To do:
Write out every entry precisely as given, leaving the pictures out.

Extracted records:
>>>

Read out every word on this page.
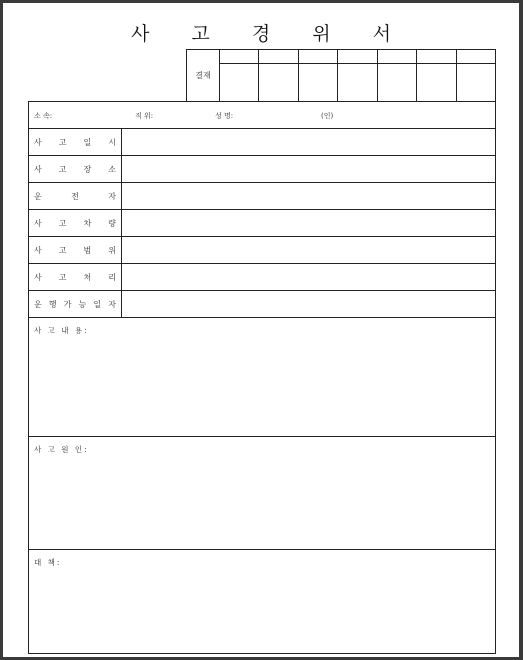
사 고 경 위 서
결재
소 속:	직 위:	성 명:	(인)
사 고 일 시
사 고 장 소
운	전	자
사 고 차 량
사 고 범 위
사 고 처 리
운 행 가 능 일 자
사 고 내 용:
사 고 원 인:
대 책:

<<<

Task response:
Read out every word on this page.
사 고 경 위 서
결재
소 속:	직 위:	성 명:	(인)
사 고 일 시
사 고 장 소
운	전	자
사 고 차 량
사 고 범 위
사 고 처 리
운 행 가 능 일 자
사 고 내 용:
사 고 원 인:
대 책:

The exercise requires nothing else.